(Data listing)

>> Start

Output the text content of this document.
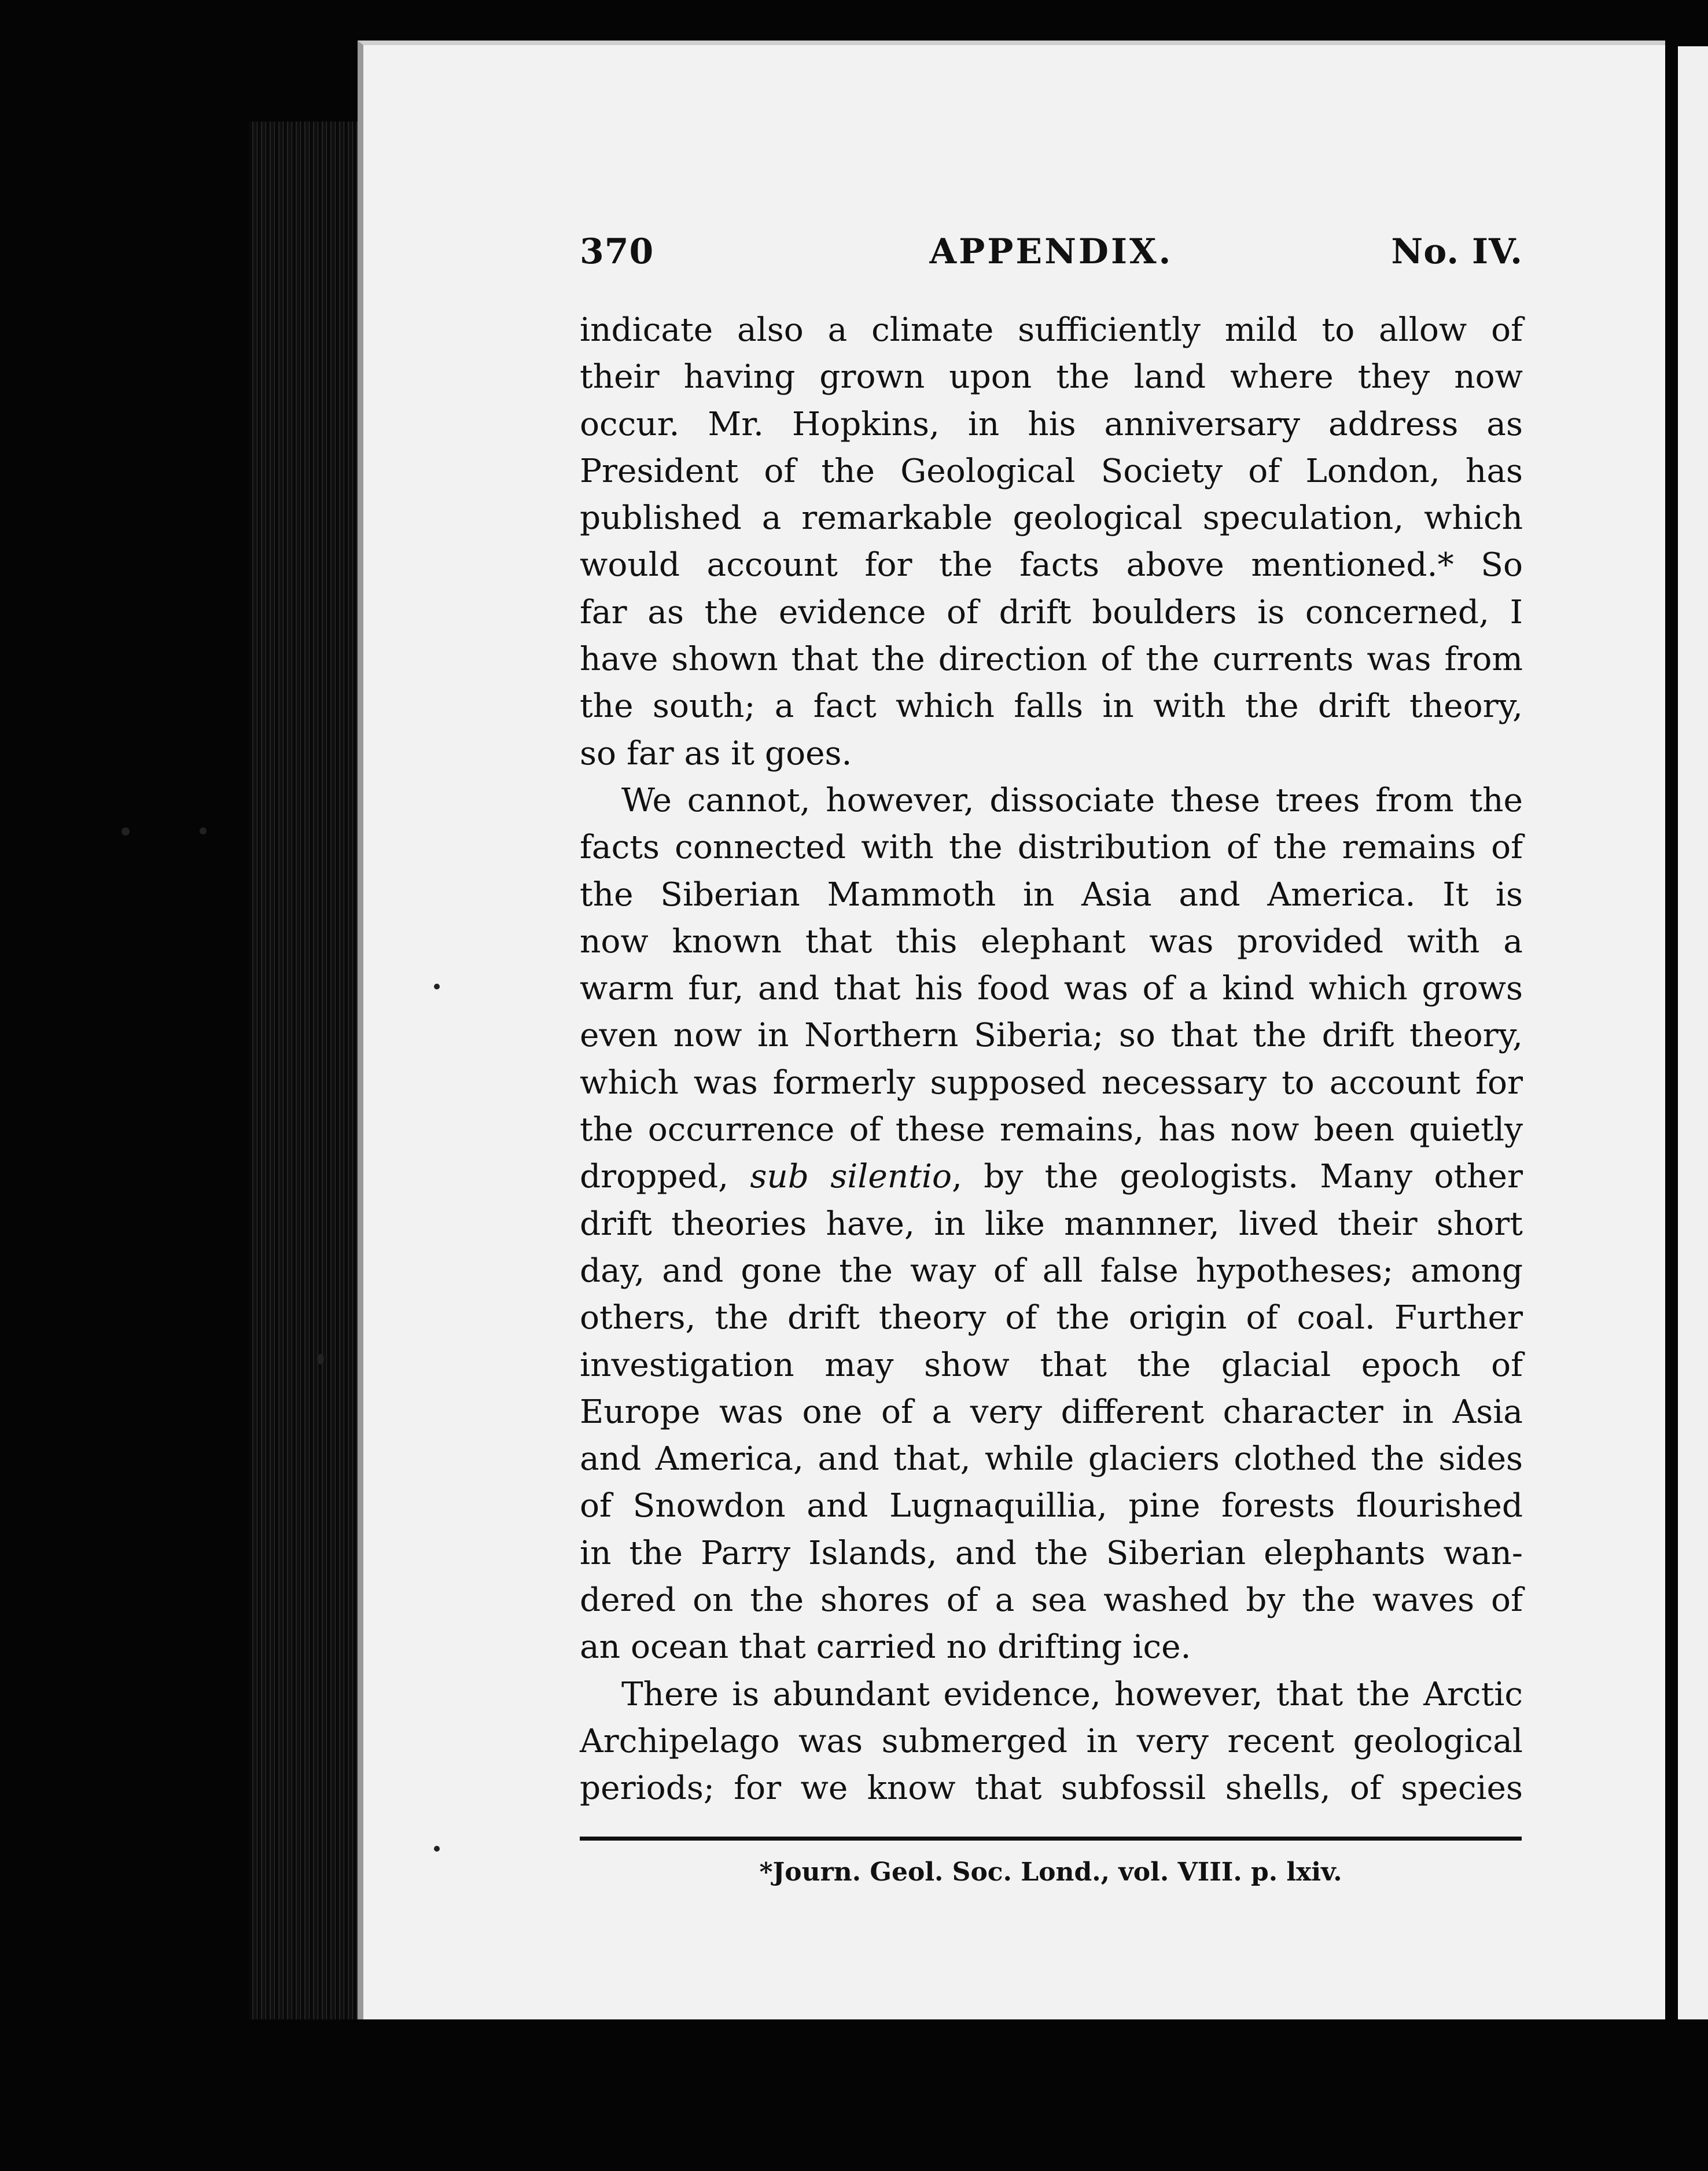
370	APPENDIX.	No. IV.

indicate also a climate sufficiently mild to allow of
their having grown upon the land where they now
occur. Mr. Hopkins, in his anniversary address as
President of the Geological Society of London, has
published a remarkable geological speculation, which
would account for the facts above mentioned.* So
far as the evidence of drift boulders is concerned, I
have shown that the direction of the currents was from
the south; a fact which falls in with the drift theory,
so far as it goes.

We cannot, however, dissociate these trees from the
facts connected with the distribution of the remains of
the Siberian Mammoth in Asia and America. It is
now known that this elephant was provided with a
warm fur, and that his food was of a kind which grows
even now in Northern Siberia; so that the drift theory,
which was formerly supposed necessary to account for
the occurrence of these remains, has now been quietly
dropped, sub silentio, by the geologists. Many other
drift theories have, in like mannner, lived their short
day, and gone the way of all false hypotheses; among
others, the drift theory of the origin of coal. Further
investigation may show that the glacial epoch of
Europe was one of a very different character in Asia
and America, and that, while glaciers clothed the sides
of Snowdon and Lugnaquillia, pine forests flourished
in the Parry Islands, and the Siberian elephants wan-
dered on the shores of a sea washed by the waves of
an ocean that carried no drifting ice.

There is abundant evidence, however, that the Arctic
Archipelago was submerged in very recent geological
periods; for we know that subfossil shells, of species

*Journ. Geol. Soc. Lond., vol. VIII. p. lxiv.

>> End

State the number of lines in the preceding entries that include the word "very". Provide nothing else.

## Solution for this problem
2